Requirements
The records that follow are to be transcribed in full, without their images.

┄┄┄┄┄┄

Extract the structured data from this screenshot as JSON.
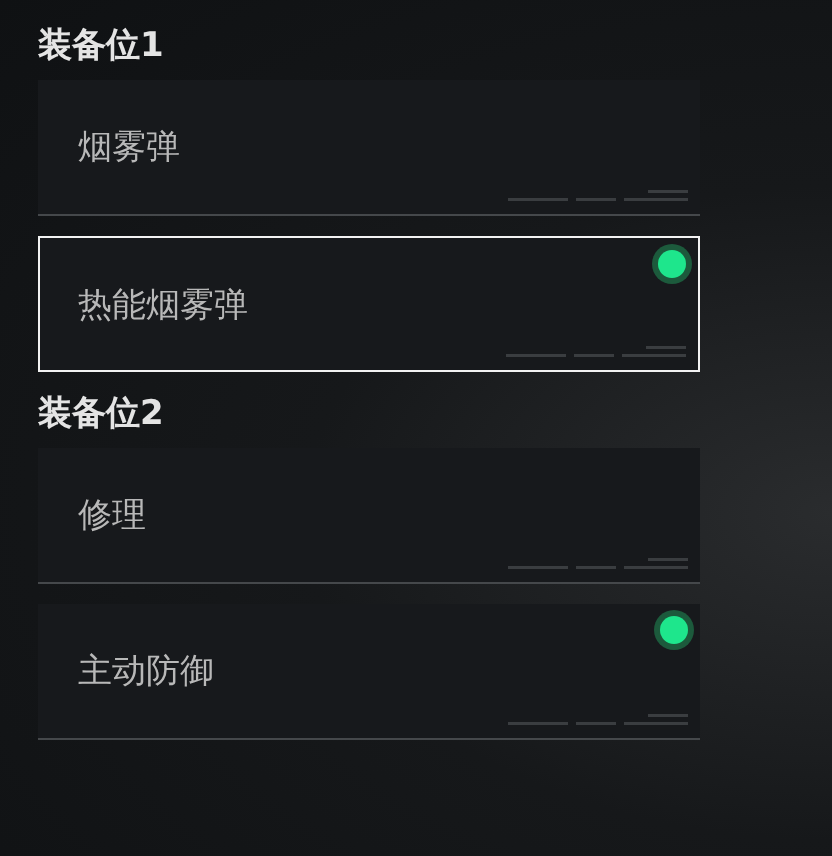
{
  "slots": [
    {
      "title": "装备位1",
      "options": [
        {
          "label": "烟雾弹",
          "selected": false,
          "equipped": false
        },
        {
          "label": "热能烟雾弹",
          "selected": true,
          "equipped": true
        }
      ]
    },
    {
      "title": "装备位2",
      "options": [
        {
          "label": "修理",
          "selected": false,
          "equipped": false
        },
        {
          "label": "主动防御",
          "selected": false,
          "equipped": true
        }
      ]
    }
  ]
}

┄┄┄┄┄┄

Reply to the task
Extract the structured data from this screenshot as JSON.
{
  "slots": [
    {
      "title": "装备位1",
      "options": [
        {
          "label": "烟雾弹",
          "selected": false,
          "equipped": false
        },
        {
          "label": "热能烟雾弹",
          "selected": true,
          "equipped": true
        }
      ]
    },
    {
      "title": "装备位2",
      "options": [
        {
          "label": "修理",
          "selected": false,
          "equipped": false
        },
        {
          "label": "主动防御",
          "selected": false,
          "equipped": true
        }
      ]
    }
  ]
}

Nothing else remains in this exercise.